■ Exercise directions
The records that follow are to be repeated without alteration.

·····

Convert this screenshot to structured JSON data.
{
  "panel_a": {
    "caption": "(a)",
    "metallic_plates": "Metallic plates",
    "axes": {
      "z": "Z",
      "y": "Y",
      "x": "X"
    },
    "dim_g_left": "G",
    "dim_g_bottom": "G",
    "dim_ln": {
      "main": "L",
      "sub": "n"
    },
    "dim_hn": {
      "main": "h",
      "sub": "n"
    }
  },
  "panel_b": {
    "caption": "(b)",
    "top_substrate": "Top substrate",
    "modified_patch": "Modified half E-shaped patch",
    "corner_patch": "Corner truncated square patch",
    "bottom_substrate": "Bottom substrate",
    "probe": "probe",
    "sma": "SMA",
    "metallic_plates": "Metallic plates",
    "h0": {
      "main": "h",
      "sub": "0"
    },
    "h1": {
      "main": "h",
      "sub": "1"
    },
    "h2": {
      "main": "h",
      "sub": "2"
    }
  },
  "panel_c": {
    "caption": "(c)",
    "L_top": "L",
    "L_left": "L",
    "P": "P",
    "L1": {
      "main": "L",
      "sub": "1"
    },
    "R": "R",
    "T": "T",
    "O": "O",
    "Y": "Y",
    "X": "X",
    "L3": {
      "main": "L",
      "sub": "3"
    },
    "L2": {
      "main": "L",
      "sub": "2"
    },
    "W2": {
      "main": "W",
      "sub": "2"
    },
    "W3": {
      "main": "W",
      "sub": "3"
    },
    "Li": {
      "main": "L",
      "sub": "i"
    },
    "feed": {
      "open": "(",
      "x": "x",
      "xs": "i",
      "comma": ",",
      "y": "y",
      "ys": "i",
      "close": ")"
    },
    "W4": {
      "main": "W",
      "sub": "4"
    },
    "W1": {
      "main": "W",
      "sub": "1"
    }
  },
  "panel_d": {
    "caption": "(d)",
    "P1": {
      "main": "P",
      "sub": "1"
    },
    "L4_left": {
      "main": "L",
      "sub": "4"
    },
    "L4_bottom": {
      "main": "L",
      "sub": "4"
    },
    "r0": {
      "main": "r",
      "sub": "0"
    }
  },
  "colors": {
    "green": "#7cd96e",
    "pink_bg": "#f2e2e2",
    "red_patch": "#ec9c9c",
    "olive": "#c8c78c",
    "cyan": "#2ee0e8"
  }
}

·····

■ The completed task
Convert this screenshot to structured JSON data.
{
  "panel_a": {
    "caption": "(a)",
    "metallic_plates": "Metallic plates",
    "axes": {
      "z": "Z",
      "y": "Y",
      "x": "X"
    },
    "dim_g_left": "G",
    "dim_g_bottom": "G",
    "dim_ln": {
      "main": "L",
      "sub": "n"
    },
    "dim_hn": {
      "main": "h",
      "sub": "n"
    }
  },
  "panel_b": {
    "caption": "(b)",
    "top_substrate": "Top substrate",
    "modified_patch": "Modified half E-shaped patch",
    "corner_patch": "Corner truncated square patch",
    "bottom_substrate": "Bottom substrate",
    "probe": "probe",
    "sma": "SMA",
    "metallic_plates": "Metallic plates",
    "h0": {
      "main": "h",
      "sub": "0"
    },
    "h1": {
      "main": "h",
      "sub": "1"
    },
    "h2": {
      "main": "h",
      "sub": "2"
    }
  },
  "panel_c": {
    "caption": "(c)",
    "L_top": "L",
    "L_left": "L",
    "P": "P",
    "L1": {
      "main": "L",
      "sub": "1"
    },
    "R": "R",
    "T": "T",
    "O": "O",
    "Y": "Y",
    "X": "X",
    "L3": {
      "main": "L",
      "sub": "3"
    },
    "L2": {
      "main": "L",
      "sub": "2"
    },
    "W2": {
      "main": "W",
      "sub": "2"
    },
    "W3": {
      "main": "W",
      "sub": "3"
    },
    "Li": {
      "main": "L",
      "sub": "i"
    },
    "feed": {
      "open": "(",
      "x": "x",
      "xs": "i",
      "comma": ",",
      "y": "y",
      "ys": "i",
      "close": ")"
    },
    "W4": {
      "main": "W",
      "sub": "4"
    },
    "W1": {
      "main": "W",
      "sub": "1"
    }
  },
  "panel_d": {
    "caption": "(d)",
    "P1": {
      "main": "P",
      "sub": "1"
    },
    "L4_left": {
      "main": "L",
      "sub": "4"
    },
    "L4_bottom": {
      "main": "L",
      "sub": "4"
    },
    "r0": {
      "main": "r",
      "sub": "0"
    }
  },
  "colors": {
    "green": "#7cd96e",
    "pink_bg": "#f2e2e2",
    "red_patch": "#ec9c9c",
    "olive": "#c8c78c",
    "cyan": "#2ee0e8"
  }
}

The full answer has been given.